### LISTED ENTRIES

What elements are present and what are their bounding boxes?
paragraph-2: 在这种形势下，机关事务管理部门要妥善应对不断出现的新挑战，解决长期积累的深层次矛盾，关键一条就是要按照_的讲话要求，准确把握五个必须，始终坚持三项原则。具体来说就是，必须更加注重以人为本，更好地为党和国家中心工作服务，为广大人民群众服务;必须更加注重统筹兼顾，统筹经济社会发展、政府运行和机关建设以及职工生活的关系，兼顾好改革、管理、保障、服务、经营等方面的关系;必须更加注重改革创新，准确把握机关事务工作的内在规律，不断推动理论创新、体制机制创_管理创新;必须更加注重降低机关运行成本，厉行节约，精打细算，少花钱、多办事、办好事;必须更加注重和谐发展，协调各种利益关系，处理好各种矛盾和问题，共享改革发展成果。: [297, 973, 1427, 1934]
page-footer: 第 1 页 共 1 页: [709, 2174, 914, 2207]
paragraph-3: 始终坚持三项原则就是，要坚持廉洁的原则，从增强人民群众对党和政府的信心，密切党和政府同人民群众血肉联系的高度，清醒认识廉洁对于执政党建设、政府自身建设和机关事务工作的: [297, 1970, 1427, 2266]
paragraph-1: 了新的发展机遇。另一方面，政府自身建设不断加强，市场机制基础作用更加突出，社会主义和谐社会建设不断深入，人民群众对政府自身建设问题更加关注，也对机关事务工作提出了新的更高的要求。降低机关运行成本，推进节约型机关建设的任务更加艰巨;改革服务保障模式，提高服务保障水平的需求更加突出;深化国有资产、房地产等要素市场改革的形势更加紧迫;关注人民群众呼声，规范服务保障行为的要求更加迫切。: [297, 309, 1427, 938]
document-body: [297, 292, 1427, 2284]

######

▸ JOB
Format the items above as a Markdown table with two columns, Row and Line. Number each nonblank line in order and skip any blank lines.

▸ EXPECTED ANSWER
| Row | Line |
|---|---|
| 1 | What elements are present and what are their bounding boxes? |
| 2 | paragraph-2: 在这种形势下，机关事务管理部门要妥善应对不断出现的新挑战，解决长期积累的深层次矛盾，关键一条就是要按照_的讲话要求，准确把握五个必须，始终坚持三项原则。具体来说就是，必须更加注重以人为本，更好地为党和国家中心工作服务，为广大人民群众服务;必须更加注重统筹兼顾，统筹经济社会发展、政府运行和机关建设以及职工生活的关系，兼顾好改革、管理、保障、服务、经营等方面的关系;必须更加注重改革创新，准确把握机关事务工作的内在规律，不断推动理论创新、体制机制创_管理创新;必须更加注重降低机关运行成本，厉行节约，精打细算，少花钱、多办事、办好事;必须更加注重和谐发展，协调各种利益关系，处理好各种矛盾和问题，共享改革发展成果。: [297, 973, 1427, 1934] |
| 3 | page-footer: 第 1 页 共 1 页: [709, 2174, 914, 2207] |
| 4 | paragraph-3: 始终坚持三项原则就是，要坚持廉洁的原则，从增强人民群众对党和政府的信心，密切党和政府同人民群众血肉联系的高度，清醒认识廉洁对于执政党建设、政府自身建设和机关事务工作的: [297, 1970, 1427, 2266] |
| 5 | paragraph-1: 了新的发展机遇。另一方面，政府自身建设不断加强，市场机制基础作用更加突出，社会主义和谐社会建设不断深入，人民群众对政府自身建设问题更加关注，也对机关事务工作提出了新的更高的要求。降低机关运行成本，推进节约型机关建设的任务更加艰巨;改革服务保障模式，提高服务保障水平的需求更加突出;深化国有资产、房地产等要素市场改革的形势更加紧迫;关注人民群众呼声，规范服务保障行为的要求更加迫切。: [297, 309, 1427, 938] |
| 6 | document-body: [297, 292, 1427, 2284] |